= Supplied material =
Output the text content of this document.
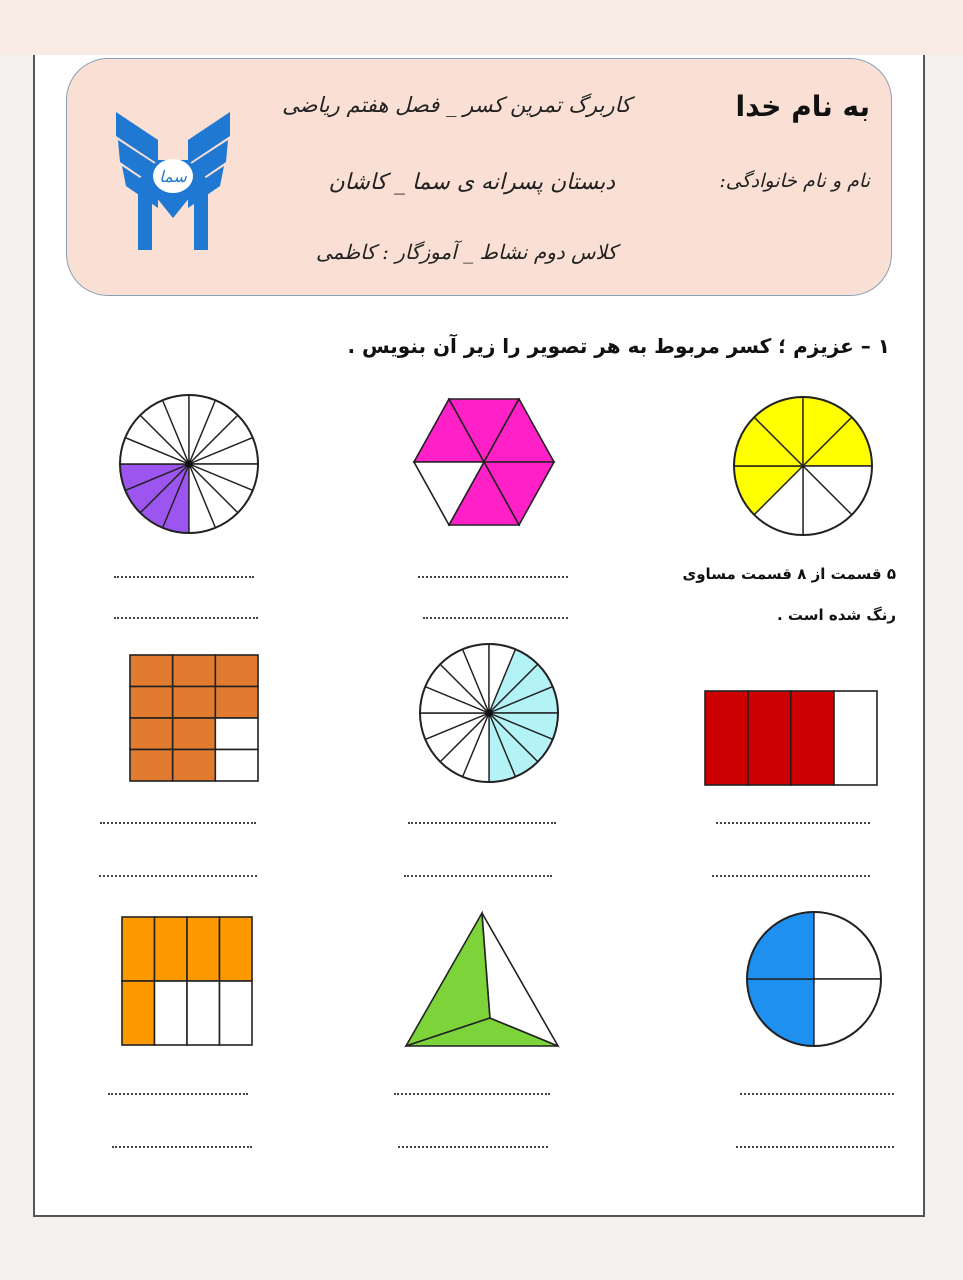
به نام خدا
کاربرگ تمرین کسر _ فصل هفتم ریاضی
نام و نام خانوادگی:
دبستان پسرانه ی سما _ کاشان
کلاس دوم نشاط _ آموزگار : کاظمی
سما
۱ – عزیزم ؛ کسر مربوط به هر تصویر را زیر آن بنویس .
۵ قسمت از ۸ قسمت مساوی
رنگ شده است .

= Direction =
From the records given above, reproduce all text exactly and exclude each picture.

= Written solution =
Output the text content of this document.
به نام خدا
کاربرگ تمرین کسر _ فصل هفتم ریاضی
نام و نام خانوادگی:
دبستان پسرانه ی سما _ کاشان
کلاس دوم نشاط _ آموزگار : کاظمی
سما
۱ – عزیزم ؛ کسر مربوط به هر تصویر را زیر آن بنویس .
۵ قسمت از ۸ قسمت مساوی
رنگ شده است .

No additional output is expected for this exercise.